Required task » List every citation key in square brackets that appears in the text below about how the information retrieval textbook began.

Text block »
——————————
My interest in the topics discussed here goes back to my own dissertation. At that point I was primarily interested in machine learning techniques, and learned just enough about free-text information retrieval to use it as a demonstration ``domain'' for the ``connectionist'' learning techniques I proposed (cf. Section §6.5.2 ). Since then, I have become increasingly interested in the issues surrounding FOA, and have now taught courses in Information Retrieval for many years, at the Univ. California in San Diego and the Univ. Wisconsin in Madison.
This book began as a series of lecture notes for these classes. In the first years, I used Keith van Rijsbergen's seminal text [vanR79] . (This book was already out of print when I first found it, but van Rijsbergen's text has now been placed in its entirety on the WWW). This text so influenced my thinking on this subject that it occupies a special relationship with FOA: I quote from it especially often, and use the special typographic convention of \vanR{pageNumber}. With Keith's permission, I include a complete copy of his hypertext on the FOA CD, and every every reference will allow you to click directly to the quoted page.
Three other texts deserve special mention. The collection of chapters editted by Frakes and Baeze-Yates [Frakes92a] provides an excellent introduction to many topics. Fox's Chapter 7 in particular is figures heavily in Chapter 2 of this text. A second edition of this text is now available [Baeza-Yates99] . Robert Korfheage has also written a textbook especially useful from the perspective of library science [Korfhage97] . I highly recommend {\bf Readings in Information Retrieval}, edited by Karen Sparck-Jones and Peter Willett [SparckJones97] , as a companion to this text. This collection pulls together many classic papers from IR's distant past, some of which are now hard to get. A supplement (available at the FOA website ) links readings from this text as an adjunct to this textbook.
Because I teach primarily in a Computer Science department, the primary audience for this textbook is computer science students, both graduate and undergraduate, like those I have had the good fortune to meet in my classes. At the same time, I have tried to suppress technical details or explain them in ways that should make the most important themes accessible to audiences (e.g., linguists, library scientists) more comfortable with words than equations. Search engine technologies are central to the FOA problem, but the text was designed to be accessible to those who can write such computer programs, as well as to those who do not.
——————————
Recorded information »
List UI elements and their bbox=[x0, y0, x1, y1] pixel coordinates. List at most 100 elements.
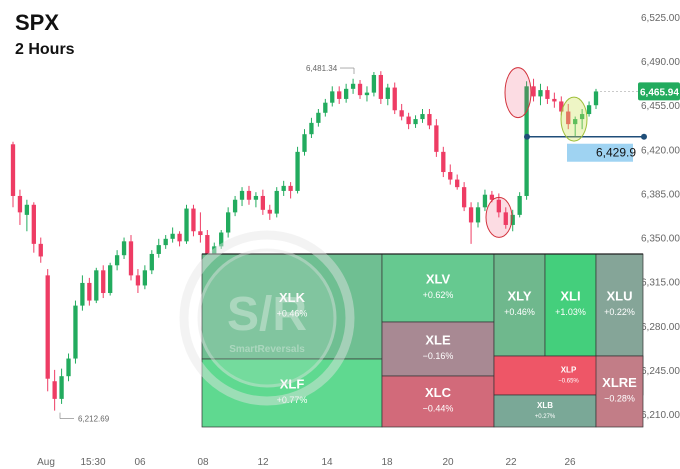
——————————
Response to the task » [vanR79], [Frakes92a], [Baeza-Yates99], [Korfhage97], [SparckJones97]